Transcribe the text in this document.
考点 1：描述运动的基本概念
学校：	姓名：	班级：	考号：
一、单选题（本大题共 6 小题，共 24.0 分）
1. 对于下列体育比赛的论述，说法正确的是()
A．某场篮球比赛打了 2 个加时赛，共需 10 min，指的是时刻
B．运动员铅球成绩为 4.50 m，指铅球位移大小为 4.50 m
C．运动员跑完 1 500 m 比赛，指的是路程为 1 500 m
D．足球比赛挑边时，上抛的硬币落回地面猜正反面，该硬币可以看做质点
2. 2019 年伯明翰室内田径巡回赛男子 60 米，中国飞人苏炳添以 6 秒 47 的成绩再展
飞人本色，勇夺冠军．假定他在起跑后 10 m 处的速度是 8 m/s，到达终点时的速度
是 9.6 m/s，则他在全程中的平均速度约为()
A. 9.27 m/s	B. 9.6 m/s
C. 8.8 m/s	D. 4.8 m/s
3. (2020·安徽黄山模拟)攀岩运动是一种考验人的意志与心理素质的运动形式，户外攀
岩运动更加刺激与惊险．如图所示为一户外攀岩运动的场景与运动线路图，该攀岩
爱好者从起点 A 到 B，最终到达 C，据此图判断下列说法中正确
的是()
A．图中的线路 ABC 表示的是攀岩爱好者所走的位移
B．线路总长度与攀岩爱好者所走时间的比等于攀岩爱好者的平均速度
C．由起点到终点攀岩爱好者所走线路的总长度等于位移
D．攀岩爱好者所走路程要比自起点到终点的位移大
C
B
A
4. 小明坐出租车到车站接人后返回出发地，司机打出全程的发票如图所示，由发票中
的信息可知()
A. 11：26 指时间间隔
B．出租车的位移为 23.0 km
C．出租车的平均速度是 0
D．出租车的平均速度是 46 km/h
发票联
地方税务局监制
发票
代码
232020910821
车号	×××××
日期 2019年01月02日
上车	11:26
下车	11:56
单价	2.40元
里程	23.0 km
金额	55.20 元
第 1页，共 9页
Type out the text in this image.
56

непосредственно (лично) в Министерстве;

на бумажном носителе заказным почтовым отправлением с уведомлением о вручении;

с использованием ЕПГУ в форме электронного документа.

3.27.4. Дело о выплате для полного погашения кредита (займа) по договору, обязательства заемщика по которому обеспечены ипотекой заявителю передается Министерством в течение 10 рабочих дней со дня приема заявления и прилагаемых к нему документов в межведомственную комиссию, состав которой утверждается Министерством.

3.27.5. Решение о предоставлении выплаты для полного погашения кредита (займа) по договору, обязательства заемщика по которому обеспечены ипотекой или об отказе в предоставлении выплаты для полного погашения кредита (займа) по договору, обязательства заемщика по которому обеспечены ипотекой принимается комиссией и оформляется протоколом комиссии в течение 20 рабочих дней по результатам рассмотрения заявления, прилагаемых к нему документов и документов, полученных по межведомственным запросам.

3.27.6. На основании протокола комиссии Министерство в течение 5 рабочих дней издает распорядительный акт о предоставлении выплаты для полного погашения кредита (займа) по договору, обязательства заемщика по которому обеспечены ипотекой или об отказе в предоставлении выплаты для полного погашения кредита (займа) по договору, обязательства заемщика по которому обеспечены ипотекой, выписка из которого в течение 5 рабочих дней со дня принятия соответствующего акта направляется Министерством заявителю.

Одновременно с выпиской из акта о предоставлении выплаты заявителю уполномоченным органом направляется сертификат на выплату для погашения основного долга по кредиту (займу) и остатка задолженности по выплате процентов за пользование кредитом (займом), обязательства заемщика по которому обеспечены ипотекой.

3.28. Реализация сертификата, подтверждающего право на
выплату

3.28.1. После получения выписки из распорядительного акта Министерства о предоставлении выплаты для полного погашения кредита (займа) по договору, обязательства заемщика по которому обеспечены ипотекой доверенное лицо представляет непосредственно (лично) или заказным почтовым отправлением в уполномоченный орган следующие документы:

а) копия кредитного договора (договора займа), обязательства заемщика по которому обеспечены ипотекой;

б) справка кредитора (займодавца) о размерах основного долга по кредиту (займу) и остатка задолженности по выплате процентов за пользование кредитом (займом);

---------------

→ EXERCISE DESCRIPTION: Check each line above for the string "выплату", then copy the ones that have it.

→ REPLY TO THE EXERCISE:
Одновременно с выпиской из акта о предоставлении выплаты заявителю уполномоченным органом направляется сертификат на выплату для погашения основного долга по кредиту (займу) и остатка задолженности по выплате процентов за пользование кредитом (займом), обязательства заемщика по которому обеспечены ипотекой.
выплату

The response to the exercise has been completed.